#### Given exercise:
From the listing below, copy every line with the word "JSON".
● ● ● ● ● ● ●
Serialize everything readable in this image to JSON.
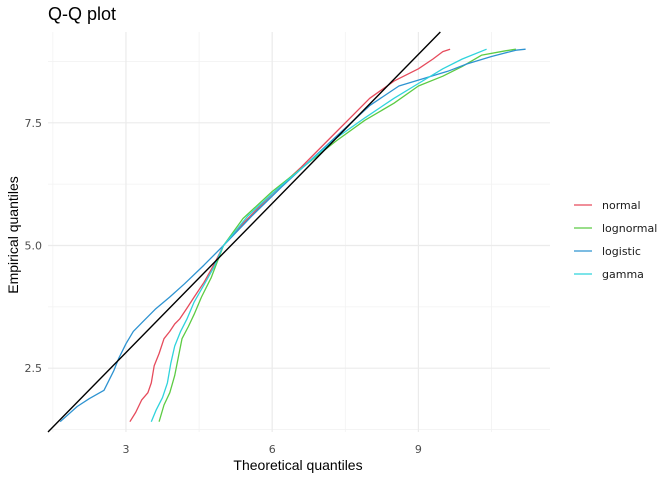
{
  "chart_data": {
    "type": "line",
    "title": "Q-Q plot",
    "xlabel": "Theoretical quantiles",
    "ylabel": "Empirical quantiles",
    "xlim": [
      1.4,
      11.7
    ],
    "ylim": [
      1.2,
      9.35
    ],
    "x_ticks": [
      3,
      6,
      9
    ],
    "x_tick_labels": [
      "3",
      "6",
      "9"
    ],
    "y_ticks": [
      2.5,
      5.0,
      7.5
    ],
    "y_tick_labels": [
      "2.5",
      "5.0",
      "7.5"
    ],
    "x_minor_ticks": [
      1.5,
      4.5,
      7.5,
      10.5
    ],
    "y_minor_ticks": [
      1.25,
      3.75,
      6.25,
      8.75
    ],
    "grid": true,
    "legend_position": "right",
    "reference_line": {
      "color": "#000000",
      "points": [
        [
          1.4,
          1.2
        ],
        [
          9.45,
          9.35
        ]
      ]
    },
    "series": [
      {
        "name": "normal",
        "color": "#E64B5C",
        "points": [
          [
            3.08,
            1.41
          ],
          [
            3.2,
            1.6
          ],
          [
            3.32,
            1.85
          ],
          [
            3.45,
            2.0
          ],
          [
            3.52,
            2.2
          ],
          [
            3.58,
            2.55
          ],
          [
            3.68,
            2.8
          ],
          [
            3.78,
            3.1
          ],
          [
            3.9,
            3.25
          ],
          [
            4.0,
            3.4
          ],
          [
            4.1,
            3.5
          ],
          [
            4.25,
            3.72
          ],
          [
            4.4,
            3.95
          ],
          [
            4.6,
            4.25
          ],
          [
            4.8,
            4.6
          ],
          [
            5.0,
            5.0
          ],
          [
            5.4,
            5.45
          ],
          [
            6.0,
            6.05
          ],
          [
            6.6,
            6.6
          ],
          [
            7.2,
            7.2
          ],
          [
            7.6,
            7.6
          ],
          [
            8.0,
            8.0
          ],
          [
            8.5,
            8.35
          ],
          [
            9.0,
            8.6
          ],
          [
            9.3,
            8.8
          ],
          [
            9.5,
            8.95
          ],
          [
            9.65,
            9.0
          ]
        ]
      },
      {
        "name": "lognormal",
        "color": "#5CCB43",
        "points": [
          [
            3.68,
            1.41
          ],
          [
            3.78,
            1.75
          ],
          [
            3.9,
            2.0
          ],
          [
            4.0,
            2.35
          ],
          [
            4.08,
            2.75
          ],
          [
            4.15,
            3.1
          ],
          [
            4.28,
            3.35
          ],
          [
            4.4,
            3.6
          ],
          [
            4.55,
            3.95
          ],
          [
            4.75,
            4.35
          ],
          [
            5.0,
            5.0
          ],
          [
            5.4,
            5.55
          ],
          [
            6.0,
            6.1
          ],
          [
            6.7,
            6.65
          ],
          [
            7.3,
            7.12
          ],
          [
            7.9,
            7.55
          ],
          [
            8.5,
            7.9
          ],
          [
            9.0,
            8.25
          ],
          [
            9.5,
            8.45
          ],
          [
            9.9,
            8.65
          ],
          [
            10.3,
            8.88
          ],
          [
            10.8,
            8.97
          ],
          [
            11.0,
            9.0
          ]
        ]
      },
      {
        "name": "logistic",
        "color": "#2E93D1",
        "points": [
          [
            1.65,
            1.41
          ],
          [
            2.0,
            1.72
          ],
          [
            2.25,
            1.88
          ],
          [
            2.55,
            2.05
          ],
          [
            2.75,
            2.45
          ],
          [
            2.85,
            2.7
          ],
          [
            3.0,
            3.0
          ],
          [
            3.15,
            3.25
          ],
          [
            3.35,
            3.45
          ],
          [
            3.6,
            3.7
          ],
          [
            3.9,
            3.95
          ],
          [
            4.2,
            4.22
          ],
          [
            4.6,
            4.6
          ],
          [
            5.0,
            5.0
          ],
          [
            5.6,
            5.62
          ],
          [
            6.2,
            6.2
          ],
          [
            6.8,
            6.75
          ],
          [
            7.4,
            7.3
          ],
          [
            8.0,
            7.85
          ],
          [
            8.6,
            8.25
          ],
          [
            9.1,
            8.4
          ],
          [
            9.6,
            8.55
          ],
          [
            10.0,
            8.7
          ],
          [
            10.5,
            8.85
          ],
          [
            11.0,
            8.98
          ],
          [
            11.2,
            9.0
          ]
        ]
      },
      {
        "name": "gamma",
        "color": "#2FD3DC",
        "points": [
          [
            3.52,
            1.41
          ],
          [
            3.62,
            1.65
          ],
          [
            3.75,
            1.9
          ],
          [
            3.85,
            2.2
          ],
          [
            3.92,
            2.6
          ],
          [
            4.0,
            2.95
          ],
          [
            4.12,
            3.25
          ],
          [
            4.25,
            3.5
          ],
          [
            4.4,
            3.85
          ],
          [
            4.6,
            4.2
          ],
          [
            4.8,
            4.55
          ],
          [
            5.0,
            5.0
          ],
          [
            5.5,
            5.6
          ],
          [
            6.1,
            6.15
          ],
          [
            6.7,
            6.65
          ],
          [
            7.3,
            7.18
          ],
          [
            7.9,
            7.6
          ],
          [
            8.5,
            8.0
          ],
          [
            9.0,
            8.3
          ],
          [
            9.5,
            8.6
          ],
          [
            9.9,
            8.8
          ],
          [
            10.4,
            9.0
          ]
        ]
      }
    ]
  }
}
● ● ● ● ● ● ●
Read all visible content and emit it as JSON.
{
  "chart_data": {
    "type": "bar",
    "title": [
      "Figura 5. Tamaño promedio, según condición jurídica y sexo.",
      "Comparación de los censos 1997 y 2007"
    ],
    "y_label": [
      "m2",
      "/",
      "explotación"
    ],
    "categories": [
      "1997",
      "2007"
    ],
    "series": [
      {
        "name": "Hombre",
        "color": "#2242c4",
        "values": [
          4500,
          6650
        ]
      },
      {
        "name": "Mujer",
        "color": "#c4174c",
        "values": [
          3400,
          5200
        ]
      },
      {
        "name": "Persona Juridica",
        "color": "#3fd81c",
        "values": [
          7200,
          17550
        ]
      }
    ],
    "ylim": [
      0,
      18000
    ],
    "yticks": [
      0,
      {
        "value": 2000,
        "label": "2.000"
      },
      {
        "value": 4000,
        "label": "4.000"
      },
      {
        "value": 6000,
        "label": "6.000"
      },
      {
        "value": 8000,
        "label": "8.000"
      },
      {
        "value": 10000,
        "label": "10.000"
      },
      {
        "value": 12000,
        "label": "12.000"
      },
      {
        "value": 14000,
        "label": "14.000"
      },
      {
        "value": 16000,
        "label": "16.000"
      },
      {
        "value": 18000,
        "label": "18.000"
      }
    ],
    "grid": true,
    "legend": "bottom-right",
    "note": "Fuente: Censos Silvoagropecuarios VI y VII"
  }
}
● ● ● ● ● ● ●
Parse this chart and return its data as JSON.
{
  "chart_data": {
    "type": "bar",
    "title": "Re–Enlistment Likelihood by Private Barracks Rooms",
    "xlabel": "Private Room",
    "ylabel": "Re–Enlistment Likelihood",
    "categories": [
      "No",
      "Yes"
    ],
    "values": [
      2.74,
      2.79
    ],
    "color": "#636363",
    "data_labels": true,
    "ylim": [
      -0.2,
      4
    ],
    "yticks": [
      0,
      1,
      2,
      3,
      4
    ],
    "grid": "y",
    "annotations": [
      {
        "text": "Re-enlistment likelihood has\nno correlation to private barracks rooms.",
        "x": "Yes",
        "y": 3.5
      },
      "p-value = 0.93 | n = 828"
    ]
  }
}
● ● ● ● ● ● ●
#### Correct answer:
Serialize everything readable in this image to JSON.
Read all visible content and emit it as JSON.
Parse this chart and return its data as JSON.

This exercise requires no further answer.